■ GOAL OF THE EXERCISE:
Reproduce each line of the data below with no changes of any kind.
· · ·
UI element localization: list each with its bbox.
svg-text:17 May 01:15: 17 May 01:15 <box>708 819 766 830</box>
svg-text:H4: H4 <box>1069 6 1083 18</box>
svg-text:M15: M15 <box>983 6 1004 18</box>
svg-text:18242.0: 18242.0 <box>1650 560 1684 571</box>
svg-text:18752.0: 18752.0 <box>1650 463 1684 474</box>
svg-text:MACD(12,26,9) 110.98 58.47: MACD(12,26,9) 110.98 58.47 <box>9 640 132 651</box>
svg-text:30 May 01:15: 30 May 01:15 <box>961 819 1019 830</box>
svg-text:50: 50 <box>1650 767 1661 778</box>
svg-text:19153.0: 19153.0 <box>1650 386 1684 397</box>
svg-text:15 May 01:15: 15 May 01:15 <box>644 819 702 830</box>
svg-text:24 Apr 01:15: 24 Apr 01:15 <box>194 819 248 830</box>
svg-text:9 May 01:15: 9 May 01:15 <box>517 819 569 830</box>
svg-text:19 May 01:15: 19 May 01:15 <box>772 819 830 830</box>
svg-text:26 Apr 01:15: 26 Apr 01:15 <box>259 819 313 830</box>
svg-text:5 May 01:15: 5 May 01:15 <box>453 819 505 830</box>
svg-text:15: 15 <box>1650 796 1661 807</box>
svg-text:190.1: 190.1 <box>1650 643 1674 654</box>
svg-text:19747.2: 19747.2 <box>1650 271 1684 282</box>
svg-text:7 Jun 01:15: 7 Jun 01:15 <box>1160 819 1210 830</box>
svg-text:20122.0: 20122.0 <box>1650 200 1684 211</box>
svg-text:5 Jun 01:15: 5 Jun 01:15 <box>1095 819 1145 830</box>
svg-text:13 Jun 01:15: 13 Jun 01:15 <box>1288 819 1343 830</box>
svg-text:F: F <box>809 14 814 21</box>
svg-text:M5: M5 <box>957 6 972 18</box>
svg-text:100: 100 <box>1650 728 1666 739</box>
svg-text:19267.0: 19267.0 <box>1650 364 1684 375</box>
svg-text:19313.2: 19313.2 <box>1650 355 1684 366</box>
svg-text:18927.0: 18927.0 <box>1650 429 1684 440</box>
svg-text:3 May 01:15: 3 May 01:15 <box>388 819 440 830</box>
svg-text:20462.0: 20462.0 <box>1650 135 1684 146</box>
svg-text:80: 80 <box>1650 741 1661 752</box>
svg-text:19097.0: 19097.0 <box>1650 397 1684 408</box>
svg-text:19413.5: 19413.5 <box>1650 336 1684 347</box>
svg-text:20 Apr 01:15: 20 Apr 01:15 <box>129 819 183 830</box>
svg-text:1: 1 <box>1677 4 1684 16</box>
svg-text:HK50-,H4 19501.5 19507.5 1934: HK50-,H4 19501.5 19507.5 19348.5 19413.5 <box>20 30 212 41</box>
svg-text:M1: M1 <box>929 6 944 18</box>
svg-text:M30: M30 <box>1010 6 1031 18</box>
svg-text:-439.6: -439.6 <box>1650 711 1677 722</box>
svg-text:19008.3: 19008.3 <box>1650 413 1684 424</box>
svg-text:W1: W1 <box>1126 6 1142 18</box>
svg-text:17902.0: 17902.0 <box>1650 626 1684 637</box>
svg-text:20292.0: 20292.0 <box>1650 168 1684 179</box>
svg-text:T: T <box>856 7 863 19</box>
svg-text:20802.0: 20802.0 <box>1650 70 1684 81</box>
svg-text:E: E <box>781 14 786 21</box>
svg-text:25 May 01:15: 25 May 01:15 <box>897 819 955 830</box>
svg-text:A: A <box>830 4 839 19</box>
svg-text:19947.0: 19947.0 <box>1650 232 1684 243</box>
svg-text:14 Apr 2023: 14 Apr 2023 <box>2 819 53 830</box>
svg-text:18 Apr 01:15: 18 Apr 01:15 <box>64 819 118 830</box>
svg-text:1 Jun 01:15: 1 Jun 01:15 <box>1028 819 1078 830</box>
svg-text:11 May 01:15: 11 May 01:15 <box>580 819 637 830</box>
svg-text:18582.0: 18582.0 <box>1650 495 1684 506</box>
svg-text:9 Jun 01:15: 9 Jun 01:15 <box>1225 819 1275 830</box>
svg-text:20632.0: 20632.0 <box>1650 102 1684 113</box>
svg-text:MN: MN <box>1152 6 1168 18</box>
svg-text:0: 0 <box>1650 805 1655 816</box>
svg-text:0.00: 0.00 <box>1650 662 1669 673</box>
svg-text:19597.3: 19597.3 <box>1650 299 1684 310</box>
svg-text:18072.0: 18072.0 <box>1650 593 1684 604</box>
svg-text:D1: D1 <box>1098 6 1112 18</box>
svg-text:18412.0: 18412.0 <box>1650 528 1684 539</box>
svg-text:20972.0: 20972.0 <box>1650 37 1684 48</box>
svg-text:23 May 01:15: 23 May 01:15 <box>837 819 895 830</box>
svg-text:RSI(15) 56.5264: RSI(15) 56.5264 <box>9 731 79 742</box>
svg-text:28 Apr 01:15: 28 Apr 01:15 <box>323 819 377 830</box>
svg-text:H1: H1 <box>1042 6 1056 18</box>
· · ·
■ RESULT OF THIS TASK:
UI element localization: list each with its bbox.
svg-text:17 May 01:15: 17 May 01:15 <box>708 819 766 830</box>
svg-text:H4: H4 <box>1069 6 1083 18</box>
svg-text:M15: M15 <box>983 6 1004 18</box>
svg-text:18242.0: 18242.0 <box>1650 560 1684 571</box>
svg-text:18752.0: 18752.0 <box>1650 463 1684 474</box>
svg-text:MACD(12,26,9) 110.98 58.47: MACD(12,26,9) 110.98 58.47 <box>9 640 132 651</box>
svg-text:30 May 01:15: 30 May 01:15 <box>961 819 1019 830</box>
svg-text:50: 50 <box>1650 767 1661 778</box>
svg-text:19153.0: 19153.0 <box>1650 386 1684 397</box>
svg-text:15 May 01:15: 15 May 01:15 <box>644 819 702 830</box>
svg-text:24 Apr 01:15: 24 Apr 01:15 <box>194 819 248 830</box>
svg-text:9 May 01:15: 9 May 01:15 <box>517 819 569 830</box>
svg-text:19 May 01:15: 19 May 01:15 <box>772 819 830 830</box>
svg-text:26 Apr 01:15: 26 Apr 01:15 <box>259 819 313 830</box>
svg-text:5 May 01:15: 5 May 01:15 <box>453 819 505 830</box>
svg-text:15: 15 <box>1650 796 1661 807</box>
svg-text:190.1: 190.1 <box>1650 643 1674 654</box>
svg-text:19747.2: 19747.2 <box>1650 271 1684 282</box>
svg-text:7 Jun 01:15: 7 Jun 01:15 <box>1160 819 1210 830</box>
svg-text:20122.0: 20122.0 <box>1650 200 1684 211</box>
svg-text:5 Jun 01:15: 5 Jun 01:15 <box>1095 819 1145 830</box>
svg-text:13 Jun 01:15: 13 Jun 01:15 <box>1288 819 1343 830</box>
svg-text:F: F <box>809 14 814 21</box>
svg-text:M5: M5 <box>957 6 972 18</box>
svg-text:100: 100 <box>1650 728 1666 739</box>
svg-text:19267.0: 19267.0 <box>1650 364 1684 375</box>
svg-text:19313.2: 19313.2 <box>1650 355 1684 366</box>
svg-text:18927.0: 18927.0 <box>1650 429 1684 440</box>
svg-text:3 May 01:15: 3 May 01:15 <box>388 819 440 830</box>
svg-text:20462.0: 20462.0 <box>1650 135 1684 146</box>
svg-text:80: 80 <box>1650 741 1661 752</box>
svg-text:19097.0: 19097.0 <box>1650 397 1684 408</box>
svg-text:19413.5: 19413.5 <box>1650 336 1684 347</box>
svg-text:20 Apr 01:15: 20 Apr 01:15 <box>129 819 183 830</box>
svg-text:1: 1 <box>1677 4 1684 16</box>
svg-text:HK50-,H4 19501.5 19507.5 1934: HK50-,H4 19501.5 19507.5 19348.5 19413.5 <box>20 30 212 41</box>
svg-text:M1: M1 <box>929 6 944 18</box>
svg-text:M30: M30 <box>1010 6 1031 18</box>
svg-text:-439.6: -439.6 <box>1650 711 1677 722</box>
svg-text:19008.3: 19008.3 <box>1650 413 1684 424</box>
svg-text:W1: W1 <box>1126 6 1142 18</box>
svg-text:17902.0: 17902.0 <box>1650 626 1684 637</box>
svg-text:20292.0: 20292.0 <box>1650 168 1684 179</box>
svg-text:T: T <box>856 7 863 19</box>
svg-text:20802.0: 20802.0 <box>1650 70 1684 81</box>
svg-text:E: E <box>781 14 786 21</box>
svg-text:25 May 01:15: 25 May 01:15 <box>897 819 955 830</box>
svg-text:A: A <box>830 4 839 19</box>
svg-text:19947.0: 19947.0 <box>1650 232 1684 243</box>
svg-text:14 Apr 2023: 14 Apr 2023 <box>2 819 53 830</box>
svg-text:18 Apr 01:15: 18 Apr 01:15 <box>64 819 118 830</box>
svg-text:1 Jun 01:15: 1 Jun 01:15 <box>1028 819 1078 830</box>
svg-text:11 May 01:15: 11 May 01:15 <box>580 819 637 830</box>
svg-text:18582.0: 18582.0 <box>1650 495 1684 506</box>
svg-text:9 Jun 01:15: 9 Jun 01:15 <box>1225 819 1275 830</box>
svg-text:20632.0: 20632.0 <box>1650 102 1684 113</box>
svg-text:MN: MN <box>1152 6 1168 18</box>
svg-text:0: 0 <box>1650 805 1655 816</box>
svg-text:0.00: 0.00 <box>1650 662 1669 673</box>
svg-text:19597.3: 19597.3 <box>1650 299 1684 310</box>
svg-text:18072.0: 18072.0 <box>1650 593 1684 604</box>
svg-text:D1: D1 <box>1098 6 1112 18</box>
svg-text:18412.0: 18412.0 <box>1650 528 1684 539</box>
svg-text:20972.0: 20972.0 <box>1650 37 1684 48</box>
svg-text:23 May 01:15: 23 May 01:15 <box>837 819 895 830</box>
svg-text:RSI(15) 56.5264: RSI(15) 56.5264 <box>9 731 79 742</box>
svg-text:28 Apr 01:15: 28 Apr 01:15 <box>323 819 377 830</box>
svg-text:H1: H1 <box>1042 6 1056 18</box>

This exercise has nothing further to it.